#### [Work item]
Filter the entries and keep only the lines where the string "Juho" appears.

#### [Source data]
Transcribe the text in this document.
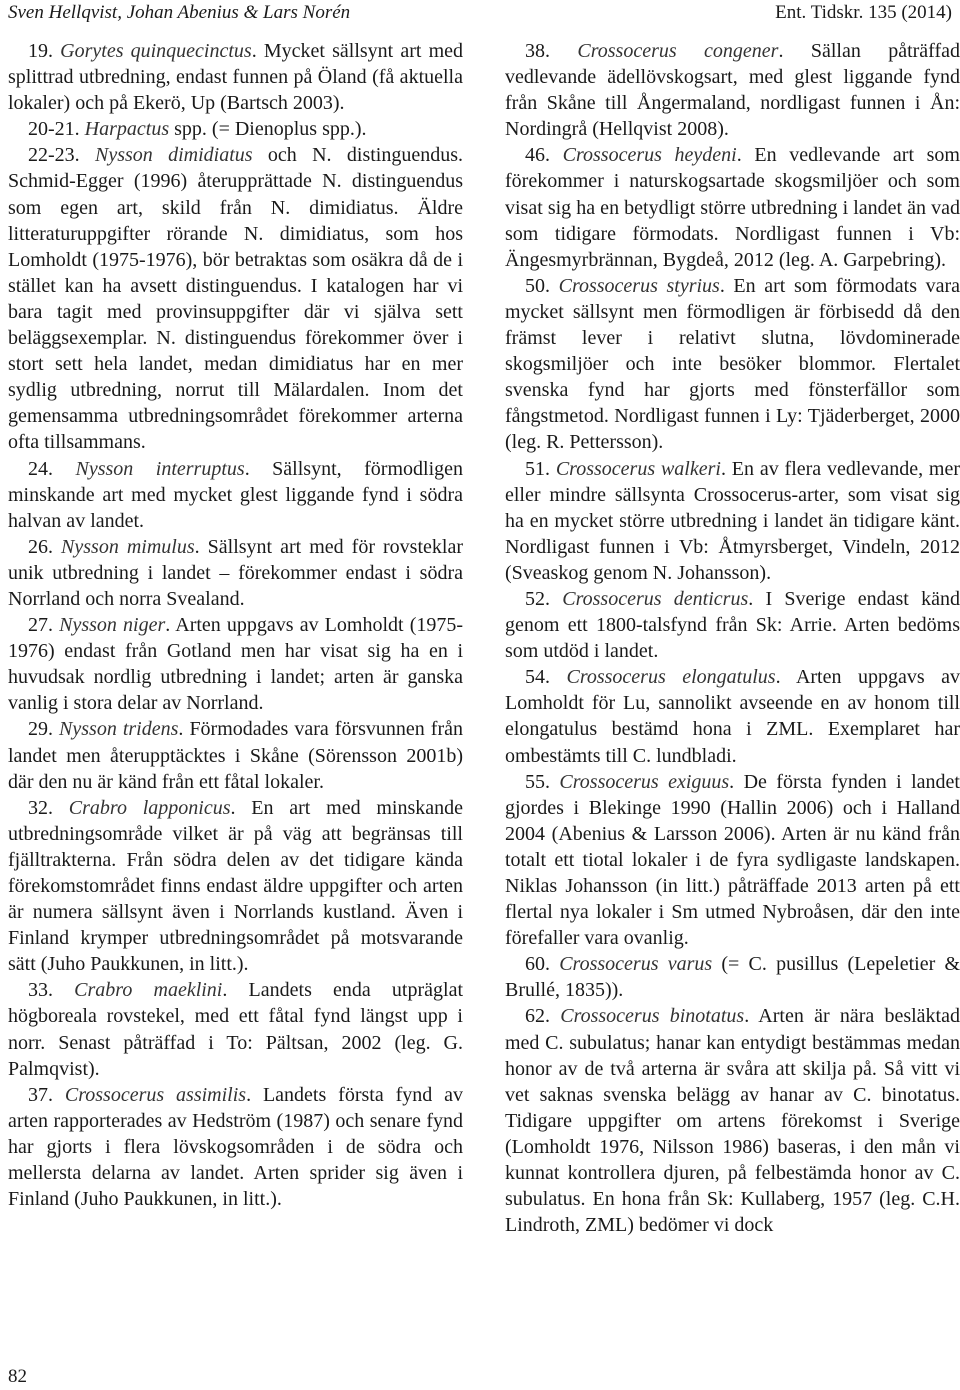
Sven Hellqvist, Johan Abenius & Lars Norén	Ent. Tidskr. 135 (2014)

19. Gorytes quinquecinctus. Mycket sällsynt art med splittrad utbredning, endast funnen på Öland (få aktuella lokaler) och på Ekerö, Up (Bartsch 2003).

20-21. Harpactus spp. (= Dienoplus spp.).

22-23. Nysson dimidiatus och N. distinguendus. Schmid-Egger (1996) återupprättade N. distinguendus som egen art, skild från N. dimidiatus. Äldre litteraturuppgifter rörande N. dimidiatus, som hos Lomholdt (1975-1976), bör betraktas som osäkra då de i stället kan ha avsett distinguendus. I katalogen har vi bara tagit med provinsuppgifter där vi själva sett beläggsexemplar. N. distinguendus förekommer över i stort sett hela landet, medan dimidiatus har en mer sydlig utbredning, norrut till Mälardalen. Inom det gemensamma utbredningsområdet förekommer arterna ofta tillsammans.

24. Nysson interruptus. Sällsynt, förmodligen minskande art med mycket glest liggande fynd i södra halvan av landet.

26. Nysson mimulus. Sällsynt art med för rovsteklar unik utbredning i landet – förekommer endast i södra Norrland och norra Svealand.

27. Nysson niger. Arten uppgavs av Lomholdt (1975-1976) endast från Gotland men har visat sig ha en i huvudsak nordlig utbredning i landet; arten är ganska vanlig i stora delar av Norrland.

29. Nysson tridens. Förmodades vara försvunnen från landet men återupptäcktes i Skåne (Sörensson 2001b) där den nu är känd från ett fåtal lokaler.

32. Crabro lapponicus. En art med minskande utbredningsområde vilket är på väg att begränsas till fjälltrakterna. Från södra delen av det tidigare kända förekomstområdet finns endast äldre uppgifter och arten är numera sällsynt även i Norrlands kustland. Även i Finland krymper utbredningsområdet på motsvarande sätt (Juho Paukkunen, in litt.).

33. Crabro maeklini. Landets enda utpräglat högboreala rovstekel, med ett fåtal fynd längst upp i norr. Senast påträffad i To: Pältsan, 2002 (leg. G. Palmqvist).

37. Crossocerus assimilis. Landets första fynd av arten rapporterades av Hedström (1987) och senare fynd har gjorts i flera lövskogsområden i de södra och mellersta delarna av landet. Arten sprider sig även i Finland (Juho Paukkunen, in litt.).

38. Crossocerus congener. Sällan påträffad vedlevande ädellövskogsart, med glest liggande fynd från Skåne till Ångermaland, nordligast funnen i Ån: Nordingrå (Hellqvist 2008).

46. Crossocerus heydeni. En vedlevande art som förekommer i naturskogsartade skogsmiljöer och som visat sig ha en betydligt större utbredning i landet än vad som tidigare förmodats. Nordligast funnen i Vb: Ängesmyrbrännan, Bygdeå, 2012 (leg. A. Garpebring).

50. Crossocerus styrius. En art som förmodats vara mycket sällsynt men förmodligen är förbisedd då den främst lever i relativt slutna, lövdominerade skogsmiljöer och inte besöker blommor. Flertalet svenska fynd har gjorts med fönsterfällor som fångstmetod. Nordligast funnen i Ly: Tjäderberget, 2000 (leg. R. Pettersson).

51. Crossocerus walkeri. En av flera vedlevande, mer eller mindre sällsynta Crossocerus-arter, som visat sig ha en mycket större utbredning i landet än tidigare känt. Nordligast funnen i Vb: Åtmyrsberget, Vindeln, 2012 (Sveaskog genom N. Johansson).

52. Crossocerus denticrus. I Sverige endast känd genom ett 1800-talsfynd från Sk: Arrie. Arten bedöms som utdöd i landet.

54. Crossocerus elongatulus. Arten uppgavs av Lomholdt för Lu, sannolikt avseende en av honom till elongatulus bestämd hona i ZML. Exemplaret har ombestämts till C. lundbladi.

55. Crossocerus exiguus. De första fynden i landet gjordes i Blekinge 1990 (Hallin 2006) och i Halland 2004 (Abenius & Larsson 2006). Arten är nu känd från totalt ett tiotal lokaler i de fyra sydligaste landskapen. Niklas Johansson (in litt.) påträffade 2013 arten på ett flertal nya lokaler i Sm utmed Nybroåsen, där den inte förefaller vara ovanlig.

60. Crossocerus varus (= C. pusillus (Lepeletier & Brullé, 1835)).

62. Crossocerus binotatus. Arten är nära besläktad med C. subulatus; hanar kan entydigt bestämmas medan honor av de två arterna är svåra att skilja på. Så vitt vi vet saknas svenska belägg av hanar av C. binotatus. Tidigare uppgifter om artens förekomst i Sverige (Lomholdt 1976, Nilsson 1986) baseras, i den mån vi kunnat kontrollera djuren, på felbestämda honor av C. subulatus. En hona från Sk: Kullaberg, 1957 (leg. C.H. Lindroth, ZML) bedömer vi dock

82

---

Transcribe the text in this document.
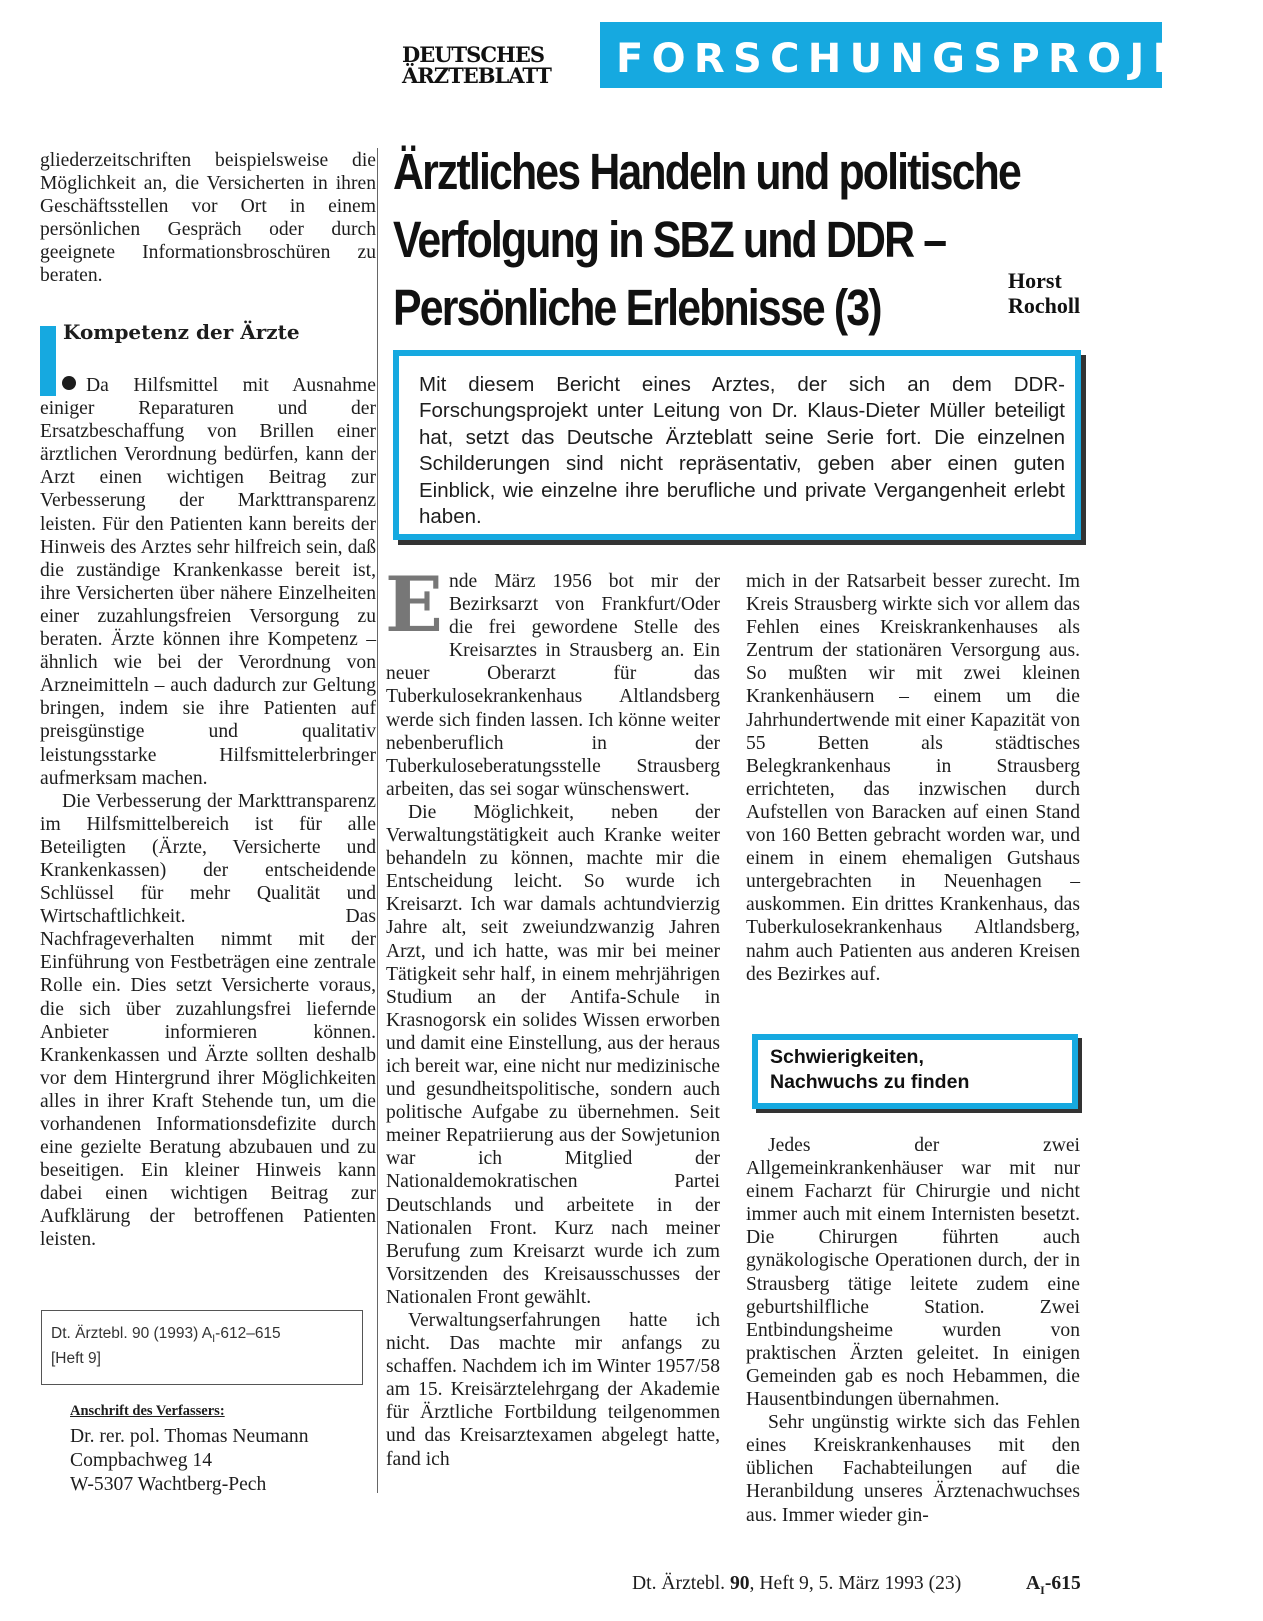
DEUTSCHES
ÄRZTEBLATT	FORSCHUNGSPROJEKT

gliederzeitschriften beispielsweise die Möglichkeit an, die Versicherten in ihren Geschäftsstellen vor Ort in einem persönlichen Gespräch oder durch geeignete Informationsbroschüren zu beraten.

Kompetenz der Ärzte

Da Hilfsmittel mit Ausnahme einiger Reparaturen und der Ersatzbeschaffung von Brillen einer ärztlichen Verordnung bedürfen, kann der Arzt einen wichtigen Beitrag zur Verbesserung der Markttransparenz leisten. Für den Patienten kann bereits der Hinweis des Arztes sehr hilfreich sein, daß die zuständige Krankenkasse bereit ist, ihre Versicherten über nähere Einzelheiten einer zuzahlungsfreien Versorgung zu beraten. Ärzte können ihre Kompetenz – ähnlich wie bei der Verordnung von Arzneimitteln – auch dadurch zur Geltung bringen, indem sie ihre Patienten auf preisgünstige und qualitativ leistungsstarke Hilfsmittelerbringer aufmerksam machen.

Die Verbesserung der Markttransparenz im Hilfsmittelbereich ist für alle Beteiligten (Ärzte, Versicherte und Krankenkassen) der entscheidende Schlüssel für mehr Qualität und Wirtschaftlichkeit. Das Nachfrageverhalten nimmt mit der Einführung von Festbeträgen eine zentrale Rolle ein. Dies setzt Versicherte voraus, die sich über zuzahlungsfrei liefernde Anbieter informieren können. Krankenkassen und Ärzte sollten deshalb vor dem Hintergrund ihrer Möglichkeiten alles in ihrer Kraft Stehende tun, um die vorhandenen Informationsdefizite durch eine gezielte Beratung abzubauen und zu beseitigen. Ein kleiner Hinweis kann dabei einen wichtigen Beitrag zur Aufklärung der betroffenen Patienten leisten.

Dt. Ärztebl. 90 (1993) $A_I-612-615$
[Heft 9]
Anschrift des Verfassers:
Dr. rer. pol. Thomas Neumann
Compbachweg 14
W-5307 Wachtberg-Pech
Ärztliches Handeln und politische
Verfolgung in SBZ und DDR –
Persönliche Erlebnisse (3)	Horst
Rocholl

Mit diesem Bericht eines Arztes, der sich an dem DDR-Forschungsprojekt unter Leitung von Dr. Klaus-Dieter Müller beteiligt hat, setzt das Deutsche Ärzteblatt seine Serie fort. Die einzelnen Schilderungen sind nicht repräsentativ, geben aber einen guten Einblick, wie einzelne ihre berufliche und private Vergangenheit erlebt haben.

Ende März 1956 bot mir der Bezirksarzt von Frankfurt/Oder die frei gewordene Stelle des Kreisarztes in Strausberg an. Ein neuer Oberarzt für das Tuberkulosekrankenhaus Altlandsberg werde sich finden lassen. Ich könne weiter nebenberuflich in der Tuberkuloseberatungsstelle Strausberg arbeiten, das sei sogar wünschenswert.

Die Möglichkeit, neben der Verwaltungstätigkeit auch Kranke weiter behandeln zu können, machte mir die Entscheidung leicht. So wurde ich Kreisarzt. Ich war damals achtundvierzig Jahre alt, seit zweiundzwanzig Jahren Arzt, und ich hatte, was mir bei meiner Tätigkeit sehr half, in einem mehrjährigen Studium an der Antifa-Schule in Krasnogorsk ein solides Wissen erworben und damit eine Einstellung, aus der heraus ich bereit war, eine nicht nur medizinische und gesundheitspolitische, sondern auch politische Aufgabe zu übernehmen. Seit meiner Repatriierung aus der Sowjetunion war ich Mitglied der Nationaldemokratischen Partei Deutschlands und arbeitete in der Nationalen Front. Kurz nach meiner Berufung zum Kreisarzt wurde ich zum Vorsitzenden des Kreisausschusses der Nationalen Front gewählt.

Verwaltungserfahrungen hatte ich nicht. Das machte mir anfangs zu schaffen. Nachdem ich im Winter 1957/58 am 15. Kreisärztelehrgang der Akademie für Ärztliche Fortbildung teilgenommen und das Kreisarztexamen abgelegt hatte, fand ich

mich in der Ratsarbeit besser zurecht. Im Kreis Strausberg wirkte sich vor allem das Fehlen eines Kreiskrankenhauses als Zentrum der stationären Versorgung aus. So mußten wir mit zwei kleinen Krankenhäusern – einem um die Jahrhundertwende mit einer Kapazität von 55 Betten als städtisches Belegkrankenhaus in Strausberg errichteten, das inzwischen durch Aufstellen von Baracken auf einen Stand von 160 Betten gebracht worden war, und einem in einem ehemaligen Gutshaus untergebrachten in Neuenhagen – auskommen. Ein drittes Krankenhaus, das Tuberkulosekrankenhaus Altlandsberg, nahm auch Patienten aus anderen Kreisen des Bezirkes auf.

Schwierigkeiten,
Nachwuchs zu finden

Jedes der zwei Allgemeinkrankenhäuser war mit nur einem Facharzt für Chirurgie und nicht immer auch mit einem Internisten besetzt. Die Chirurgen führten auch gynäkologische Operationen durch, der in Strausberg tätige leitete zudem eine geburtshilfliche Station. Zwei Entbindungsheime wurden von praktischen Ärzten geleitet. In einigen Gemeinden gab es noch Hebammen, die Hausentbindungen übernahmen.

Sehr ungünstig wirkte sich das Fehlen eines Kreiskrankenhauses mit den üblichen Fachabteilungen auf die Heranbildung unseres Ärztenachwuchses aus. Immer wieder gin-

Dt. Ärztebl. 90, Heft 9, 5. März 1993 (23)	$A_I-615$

#### [Written solution]
32. Crabro lapponicus. En art med minskande utbredningsområde vilket är på väg att begränsas till fjälltrakterna. Från södra delen av det tidigare kända förekomstområdet finns endast äldre uppgifter och arten är numera sällsynt även i Norrlands kustland. Även i Finland krymper utbredningsområdet på motsvarande sätt (Juho Paukkunen, in litt.).
37. Crossocerus assimilis. Landets första fynd av arten rapporterades av Hedström (1987) och senare fynd har gjorts i flera lövskogsområden i de södra och mellersta delarna av landet. Arten sprider sig även i Finland (Juho Paukkunen, in litt.).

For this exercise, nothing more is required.